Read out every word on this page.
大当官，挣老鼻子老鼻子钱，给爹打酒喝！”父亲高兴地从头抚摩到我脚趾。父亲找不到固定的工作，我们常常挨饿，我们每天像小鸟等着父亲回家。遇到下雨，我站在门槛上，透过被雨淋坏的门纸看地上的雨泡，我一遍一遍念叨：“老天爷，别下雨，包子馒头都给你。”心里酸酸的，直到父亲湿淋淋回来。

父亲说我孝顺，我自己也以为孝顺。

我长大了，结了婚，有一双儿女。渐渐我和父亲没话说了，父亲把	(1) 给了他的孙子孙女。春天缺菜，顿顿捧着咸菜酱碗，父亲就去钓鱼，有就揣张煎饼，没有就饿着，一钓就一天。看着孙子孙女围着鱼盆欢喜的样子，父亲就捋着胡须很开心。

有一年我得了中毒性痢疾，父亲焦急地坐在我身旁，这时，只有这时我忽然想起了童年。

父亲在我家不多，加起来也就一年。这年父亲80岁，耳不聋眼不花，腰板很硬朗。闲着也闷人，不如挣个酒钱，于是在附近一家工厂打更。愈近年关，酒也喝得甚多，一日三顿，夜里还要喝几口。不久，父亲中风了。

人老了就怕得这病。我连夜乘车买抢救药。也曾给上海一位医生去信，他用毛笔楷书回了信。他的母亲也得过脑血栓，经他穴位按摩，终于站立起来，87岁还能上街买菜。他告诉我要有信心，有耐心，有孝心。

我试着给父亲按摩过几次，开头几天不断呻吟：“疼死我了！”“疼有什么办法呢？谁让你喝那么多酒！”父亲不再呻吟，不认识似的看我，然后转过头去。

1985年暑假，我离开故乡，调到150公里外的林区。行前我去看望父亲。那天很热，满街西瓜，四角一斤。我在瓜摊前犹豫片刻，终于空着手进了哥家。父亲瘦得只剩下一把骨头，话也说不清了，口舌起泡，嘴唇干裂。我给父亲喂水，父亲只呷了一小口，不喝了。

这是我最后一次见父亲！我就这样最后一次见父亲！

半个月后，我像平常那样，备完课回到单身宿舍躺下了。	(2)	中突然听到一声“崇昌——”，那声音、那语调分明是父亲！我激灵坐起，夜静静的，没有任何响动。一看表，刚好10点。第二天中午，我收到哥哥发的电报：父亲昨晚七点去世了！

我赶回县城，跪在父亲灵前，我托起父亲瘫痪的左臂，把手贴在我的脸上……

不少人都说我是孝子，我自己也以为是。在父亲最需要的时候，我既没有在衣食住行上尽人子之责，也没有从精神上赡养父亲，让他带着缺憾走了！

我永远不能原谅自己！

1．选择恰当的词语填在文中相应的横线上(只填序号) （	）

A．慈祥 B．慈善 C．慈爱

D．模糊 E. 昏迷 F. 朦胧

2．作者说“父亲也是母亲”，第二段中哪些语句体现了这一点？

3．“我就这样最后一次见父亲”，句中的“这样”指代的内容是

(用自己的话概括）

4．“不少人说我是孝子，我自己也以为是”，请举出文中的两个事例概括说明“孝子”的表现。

* _Your task_:
Write out the full listing exactly as given.

* _Answer to the problem_:
Read out every word on this page.
大当官，挣老鼻子老鼻子钱，给爹打酒喝！”父亲高兴地从头抚摩到我脚趾。父亲找不到固定的工作，我们常常挨饿，我们每天像小鸟等着父亲回家。遇到下雨，我站在门槛上，透过被雨淋坏的门纸看地上的雨泡，我一遍一遍念叨：“老天爷，别下雨，包子馒头都给你。”心里酸酸的，直到父亲湿淋淋回来。

父亲说我孝顺，我自己也以为孝顺。

我长大了，结了婚，有一双儿女。渐渐我和父亲没话说了，父亲把	(1) 给了他的孙子孙女。春天缺菜，顿顿捧着咸菜酱碗，父亲就去钓鱼，有就揣张煎饼，没有就饿着，一钓就一天。看着孙子孙女围着鱼盆欢喜的样子，父亲就捋着胡须很开心。

有一年我得了中毒性痢疾，父亲焦急地坐在我身旁，这时，只有这时我忽然想起了童年。

父亲在我家不多，加起来也就一年。这年父亲80岁，耳不聋眼不花，腰板很硬朗。闲着也闷人，不如挣个酒钱，于是在附近一家工厂打更。愈近年关，酒也喝得甚多，一日三顿，夜里还要喝几口。不久，父亲中风了。

人老了就怕得这病。我连夜乘车买抢救药。也曾给上海一位医生去信，他用毛笔楷书回了信。他的母亲也得过脑血栓，经他穴位按摩，终于站立起来，87岁还能上街买菜。他告诉我要有信心，有耐心，有孝心。

我试着给父亲按摩过几次，开头几天不断呻吟：“疼死我了！”“疼有什么办法呢？谁让你喝那么多酒！”父亲不再呻吟，不认识似的看我，然后转过头去。

1985年暑假，我离开故乡，调到150公里外的林区。行前我去看望父亲。那天很热，满街西瓜，四角一斤。我在瓜摊前犹豫片刻，终于空着手进了哥家。父亲瘦得只剩下一把骨头，话也说不清了，口舌起泡，嘴唇干裂。我给父亲喂水，父亲只呷了一小口，不喝了。

这是我最后一次见父亲！我就这样最后一次见父亲！

半个月后，我像平常那样，备完课回到单身宿舍躺下了。	(2)	中突然听到一声“崇昌——”，那声音、那语调分明是父亲！我激灵坐起，夜静静的，没有任何响动。一看表，刚好10点。第二天中午，我收到哥哥发的电报：父亲昨晚七点去世了！

我赶回县城，跪在父亲灵前，我托起父亲瘫痪的左臂，把手贴在我的脸上……

不少人都说我是孝子，我自己也以为是。在父亲最需要的时候，我既没有在衣食住行上尽人子之责，也没有从精神上赡养父亲，让他带着缺憾走了！

我永远不能原谅自己！

1．选择恰当的词语填在文中相应的横线上(只填序号) （	）

A．慈祥 B．慈善 C．慈爱

D．模糊 E. 昏迷 F. 朦胧

2．作者说“父亲也是母亲”，第二段中哪些语句体现了这一点？

3．“我就这样最后一次见父亲”，句中的“这样”指代的内容是

(用自己的话概括）

4．“不少人说我是孝子，我自己也以为是”，请举出文中的两个事例概括说明“孝子”的表现。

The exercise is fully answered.